Given exercise
Lines that hold the word "ALUMINUM" should be located and copied.

Given entries
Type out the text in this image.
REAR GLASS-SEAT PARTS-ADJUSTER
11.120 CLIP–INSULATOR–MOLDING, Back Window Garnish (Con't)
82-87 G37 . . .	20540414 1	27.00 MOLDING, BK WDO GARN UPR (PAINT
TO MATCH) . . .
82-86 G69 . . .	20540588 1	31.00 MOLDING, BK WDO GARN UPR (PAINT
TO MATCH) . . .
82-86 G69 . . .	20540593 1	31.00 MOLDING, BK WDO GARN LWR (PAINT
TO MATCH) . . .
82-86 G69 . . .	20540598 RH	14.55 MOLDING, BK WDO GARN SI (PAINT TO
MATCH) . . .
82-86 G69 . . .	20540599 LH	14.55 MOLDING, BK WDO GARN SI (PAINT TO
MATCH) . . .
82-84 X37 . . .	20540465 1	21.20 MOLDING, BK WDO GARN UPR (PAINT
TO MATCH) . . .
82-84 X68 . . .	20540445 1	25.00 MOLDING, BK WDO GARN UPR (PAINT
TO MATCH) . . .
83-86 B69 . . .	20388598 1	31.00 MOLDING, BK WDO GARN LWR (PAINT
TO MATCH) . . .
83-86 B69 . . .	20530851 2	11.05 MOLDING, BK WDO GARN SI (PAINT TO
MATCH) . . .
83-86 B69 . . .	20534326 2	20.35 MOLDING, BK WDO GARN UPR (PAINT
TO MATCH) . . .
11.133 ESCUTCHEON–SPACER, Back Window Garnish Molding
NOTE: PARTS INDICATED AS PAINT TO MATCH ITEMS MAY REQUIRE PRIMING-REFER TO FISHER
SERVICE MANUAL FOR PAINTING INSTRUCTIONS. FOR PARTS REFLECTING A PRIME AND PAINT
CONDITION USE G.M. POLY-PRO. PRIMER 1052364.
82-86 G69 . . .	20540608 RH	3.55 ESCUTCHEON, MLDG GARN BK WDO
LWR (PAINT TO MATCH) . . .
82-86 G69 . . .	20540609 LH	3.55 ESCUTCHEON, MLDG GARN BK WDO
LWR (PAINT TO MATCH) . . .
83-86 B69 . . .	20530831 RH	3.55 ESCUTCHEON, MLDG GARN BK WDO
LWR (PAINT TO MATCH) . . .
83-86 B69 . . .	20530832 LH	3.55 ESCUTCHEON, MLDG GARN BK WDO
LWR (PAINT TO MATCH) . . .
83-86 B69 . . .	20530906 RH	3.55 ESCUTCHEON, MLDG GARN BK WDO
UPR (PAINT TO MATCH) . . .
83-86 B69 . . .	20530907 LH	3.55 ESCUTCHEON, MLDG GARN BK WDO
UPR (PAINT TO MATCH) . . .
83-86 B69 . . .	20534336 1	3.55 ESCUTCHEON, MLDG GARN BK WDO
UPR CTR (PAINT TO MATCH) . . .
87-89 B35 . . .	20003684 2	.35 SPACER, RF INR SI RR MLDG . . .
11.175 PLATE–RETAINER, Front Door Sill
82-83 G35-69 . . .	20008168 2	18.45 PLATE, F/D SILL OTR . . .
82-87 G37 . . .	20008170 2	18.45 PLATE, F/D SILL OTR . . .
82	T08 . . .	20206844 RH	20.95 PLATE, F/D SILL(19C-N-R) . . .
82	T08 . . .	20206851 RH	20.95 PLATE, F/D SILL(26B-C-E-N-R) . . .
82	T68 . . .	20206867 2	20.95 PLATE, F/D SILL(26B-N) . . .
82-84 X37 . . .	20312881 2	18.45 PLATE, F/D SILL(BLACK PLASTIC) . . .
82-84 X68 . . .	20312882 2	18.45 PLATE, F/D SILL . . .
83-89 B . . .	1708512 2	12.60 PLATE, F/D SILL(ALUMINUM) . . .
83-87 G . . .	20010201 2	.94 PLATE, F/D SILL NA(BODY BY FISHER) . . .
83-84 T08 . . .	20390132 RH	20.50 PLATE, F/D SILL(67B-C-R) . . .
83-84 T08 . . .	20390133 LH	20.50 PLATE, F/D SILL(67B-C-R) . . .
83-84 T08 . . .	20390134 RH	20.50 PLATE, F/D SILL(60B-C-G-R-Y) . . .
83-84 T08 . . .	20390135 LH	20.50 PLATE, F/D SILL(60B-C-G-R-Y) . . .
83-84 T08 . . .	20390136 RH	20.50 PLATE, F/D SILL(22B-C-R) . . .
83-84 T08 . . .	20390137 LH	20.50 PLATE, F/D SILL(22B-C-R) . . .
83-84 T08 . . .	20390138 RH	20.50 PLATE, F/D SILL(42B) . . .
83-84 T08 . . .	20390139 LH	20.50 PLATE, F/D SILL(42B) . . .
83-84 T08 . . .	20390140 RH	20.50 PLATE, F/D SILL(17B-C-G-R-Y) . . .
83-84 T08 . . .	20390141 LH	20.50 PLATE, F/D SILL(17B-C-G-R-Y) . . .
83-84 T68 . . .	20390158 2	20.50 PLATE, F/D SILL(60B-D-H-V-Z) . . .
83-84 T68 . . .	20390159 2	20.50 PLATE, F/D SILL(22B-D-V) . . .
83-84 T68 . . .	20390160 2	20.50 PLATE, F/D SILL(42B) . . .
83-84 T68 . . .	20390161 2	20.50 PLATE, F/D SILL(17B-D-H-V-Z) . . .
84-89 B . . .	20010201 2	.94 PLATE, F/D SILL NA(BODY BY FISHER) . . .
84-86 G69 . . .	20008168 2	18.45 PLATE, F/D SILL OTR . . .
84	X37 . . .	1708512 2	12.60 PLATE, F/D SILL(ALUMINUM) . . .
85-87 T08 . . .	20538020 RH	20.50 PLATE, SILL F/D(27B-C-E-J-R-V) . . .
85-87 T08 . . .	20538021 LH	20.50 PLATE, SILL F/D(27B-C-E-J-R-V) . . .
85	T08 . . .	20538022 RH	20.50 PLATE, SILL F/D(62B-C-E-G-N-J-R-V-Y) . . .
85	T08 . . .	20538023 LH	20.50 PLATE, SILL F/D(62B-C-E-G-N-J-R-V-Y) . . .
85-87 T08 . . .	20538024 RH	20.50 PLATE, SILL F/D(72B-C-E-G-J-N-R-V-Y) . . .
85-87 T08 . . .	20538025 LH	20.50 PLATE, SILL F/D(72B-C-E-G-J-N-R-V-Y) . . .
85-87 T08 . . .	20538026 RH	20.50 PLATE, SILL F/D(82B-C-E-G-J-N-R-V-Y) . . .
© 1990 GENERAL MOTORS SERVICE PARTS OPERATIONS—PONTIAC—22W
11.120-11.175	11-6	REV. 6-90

Finished task
83-89 B . . .	1708512 2	12.60 PLATE, F/D SILL(ALUMINUM) . . .
84	X37 . . .	1708512 2	12.60 PLATE, F/D SILL(ALUMINUM) . . .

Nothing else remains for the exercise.